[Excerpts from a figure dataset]
-- START --

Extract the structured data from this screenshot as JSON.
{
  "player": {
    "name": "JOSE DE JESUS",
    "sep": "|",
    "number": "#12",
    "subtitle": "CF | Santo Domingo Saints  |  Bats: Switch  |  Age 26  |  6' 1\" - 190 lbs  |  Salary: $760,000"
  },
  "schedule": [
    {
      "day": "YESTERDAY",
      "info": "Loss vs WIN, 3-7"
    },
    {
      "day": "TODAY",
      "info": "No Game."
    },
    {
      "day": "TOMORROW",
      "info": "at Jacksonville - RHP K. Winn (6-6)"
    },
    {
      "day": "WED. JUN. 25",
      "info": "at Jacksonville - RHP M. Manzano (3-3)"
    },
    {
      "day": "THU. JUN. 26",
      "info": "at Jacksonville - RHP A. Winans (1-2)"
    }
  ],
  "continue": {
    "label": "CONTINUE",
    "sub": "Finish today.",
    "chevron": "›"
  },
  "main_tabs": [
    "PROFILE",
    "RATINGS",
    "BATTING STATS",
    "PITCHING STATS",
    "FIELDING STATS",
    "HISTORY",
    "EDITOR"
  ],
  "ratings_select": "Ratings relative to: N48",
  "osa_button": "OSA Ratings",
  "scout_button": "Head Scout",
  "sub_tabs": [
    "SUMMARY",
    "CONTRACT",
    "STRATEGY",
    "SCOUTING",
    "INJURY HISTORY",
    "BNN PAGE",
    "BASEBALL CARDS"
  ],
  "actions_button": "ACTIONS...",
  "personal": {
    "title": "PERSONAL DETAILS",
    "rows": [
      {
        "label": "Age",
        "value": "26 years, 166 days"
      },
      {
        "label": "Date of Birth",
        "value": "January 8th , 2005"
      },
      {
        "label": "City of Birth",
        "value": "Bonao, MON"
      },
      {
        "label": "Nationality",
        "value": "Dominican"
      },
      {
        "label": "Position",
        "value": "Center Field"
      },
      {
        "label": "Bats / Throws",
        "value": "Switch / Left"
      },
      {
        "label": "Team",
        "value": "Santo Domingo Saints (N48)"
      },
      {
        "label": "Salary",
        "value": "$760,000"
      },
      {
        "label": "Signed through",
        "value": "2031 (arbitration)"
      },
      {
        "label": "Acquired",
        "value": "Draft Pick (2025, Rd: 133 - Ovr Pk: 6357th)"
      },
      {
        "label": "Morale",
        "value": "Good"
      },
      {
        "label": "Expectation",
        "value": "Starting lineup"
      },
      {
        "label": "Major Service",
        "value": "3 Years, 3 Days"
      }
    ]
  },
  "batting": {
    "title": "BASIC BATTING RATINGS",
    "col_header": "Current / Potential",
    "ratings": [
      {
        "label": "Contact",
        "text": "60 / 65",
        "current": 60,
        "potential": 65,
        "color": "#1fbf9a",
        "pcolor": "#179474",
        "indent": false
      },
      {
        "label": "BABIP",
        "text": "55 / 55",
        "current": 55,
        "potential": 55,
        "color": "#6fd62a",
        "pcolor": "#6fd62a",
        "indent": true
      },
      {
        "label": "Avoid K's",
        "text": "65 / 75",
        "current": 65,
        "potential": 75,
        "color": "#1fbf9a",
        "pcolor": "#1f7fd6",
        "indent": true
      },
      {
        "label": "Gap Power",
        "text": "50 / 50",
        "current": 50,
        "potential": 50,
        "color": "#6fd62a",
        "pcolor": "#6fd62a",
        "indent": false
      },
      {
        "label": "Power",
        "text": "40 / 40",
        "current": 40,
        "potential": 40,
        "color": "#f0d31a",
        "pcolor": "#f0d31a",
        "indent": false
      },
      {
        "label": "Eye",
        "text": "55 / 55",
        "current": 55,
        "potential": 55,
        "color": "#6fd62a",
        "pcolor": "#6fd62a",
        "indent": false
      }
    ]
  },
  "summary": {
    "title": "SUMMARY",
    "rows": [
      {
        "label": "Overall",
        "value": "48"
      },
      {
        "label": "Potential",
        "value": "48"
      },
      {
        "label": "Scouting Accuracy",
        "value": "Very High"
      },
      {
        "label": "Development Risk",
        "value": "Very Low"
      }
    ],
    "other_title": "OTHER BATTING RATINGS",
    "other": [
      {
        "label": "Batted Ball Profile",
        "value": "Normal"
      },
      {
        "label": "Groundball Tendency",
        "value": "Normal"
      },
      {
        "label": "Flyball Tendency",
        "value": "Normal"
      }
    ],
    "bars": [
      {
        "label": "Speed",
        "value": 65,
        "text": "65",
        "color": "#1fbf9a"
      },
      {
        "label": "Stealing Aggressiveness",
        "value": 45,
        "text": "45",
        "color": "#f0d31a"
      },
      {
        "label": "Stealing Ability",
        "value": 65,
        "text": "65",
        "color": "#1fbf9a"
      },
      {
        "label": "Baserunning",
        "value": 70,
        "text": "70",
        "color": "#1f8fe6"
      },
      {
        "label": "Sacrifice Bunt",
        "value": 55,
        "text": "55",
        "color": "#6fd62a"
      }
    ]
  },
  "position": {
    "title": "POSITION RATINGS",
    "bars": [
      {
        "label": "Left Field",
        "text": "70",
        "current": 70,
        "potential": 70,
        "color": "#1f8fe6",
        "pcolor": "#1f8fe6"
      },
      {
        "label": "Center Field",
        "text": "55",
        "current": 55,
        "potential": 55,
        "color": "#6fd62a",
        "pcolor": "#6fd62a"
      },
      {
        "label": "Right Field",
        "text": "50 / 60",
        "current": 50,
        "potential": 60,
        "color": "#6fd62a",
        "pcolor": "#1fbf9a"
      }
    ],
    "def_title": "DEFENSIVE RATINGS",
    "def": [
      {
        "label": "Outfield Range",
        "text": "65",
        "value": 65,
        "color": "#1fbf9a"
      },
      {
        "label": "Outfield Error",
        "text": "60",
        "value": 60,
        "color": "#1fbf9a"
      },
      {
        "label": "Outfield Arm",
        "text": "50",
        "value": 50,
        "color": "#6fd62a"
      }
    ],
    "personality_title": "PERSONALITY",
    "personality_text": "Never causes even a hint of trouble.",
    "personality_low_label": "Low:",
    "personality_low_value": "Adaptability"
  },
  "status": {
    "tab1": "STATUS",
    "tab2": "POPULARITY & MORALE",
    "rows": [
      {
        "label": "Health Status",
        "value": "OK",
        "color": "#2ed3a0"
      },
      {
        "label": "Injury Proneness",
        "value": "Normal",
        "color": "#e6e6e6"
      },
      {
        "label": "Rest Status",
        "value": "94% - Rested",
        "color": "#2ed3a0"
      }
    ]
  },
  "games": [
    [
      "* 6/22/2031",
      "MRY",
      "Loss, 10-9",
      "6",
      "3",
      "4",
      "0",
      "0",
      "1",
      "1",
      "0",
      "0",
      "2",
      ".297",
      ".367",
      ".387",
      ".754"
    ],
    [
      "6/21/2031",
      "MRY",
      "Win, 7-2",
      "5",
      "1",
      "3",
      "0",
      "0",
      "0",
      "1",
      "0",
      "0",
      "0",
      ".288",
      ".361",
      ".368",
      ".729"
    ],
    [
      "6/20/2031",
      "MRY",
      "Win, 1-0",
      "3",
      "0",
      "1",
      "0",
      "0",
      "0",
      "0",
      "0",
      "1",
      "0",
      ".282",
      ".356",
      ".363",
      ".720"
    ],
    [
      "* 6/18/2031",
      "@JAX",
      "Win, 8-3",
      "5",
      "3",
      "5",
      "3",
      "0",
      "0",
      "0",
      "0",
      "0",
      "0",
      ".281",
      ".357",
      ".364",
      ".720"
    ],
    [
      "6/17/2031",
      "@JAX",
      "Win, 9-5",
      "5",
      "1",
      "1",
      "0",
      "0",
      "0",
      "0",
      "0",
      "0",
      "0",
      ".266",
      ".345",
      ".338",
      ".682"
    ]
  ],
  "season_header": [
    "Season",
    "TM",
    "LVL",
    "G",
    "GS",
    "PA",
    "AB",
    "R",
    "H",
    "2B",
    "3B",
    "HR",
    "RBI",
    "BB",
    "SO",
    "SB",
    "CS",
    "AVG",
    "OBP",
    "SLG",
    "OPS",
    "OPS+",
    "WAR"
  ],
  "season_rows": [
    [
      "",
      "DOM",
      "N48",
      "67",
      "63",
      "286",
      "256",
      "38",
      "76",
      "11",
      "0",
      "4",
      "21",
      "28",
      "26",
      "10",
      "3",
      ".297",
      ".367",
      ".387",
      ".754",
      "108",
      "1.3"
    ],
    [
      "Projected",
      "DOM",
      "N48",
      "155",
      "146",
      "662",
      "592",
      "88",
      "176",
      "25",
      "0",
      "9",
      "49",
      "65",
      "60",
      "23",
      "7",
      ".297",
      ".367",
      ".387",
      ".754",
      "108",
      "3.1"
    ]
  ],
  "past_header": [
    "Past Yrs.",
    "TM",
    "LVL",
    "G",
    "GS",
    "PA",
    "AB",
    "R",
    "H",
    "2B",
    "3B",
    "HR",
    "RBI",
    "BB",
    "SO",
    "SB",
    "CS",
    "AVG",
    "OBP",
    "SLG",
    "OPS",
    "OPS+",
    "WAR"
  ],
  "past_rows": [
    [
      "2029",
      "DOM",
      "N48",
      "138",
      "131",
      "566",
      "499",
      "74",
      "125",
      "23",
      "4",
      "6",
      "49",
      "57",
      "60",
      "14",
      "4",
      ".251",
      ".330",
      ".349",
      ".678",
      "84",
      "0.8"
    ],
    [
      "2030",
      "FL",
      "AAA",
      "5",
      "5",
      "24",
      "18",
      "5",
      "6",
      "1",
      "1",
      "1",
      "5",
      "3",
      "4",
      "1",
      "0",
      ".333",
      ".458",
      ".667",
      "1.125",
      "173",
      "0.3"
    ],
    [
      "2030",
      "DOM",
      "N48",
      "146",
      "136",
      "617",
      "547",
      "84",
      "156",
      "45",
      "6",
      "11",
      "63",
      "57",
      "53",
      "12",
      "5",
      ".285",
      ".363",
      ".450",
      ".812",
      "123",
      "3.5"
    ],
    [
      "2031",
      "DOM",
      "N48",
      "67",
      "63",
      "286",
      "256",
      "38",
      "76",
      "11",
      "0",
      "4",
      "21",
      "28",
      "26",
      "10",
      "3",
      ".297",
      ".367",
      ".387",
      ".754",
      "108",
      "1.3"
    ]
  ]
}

-- END --

GIVEN REQUEST —
Read through the entries and copy each line in which "Salary" appears.

EXPECTED ANSWER —
    "subtitle": "CF | Santo Domingo Saints  |  Bats: Switch  |  Age 26  |  6' 1\" - 190 lbs  |  Salary: $760,000"
        "label": "Salary",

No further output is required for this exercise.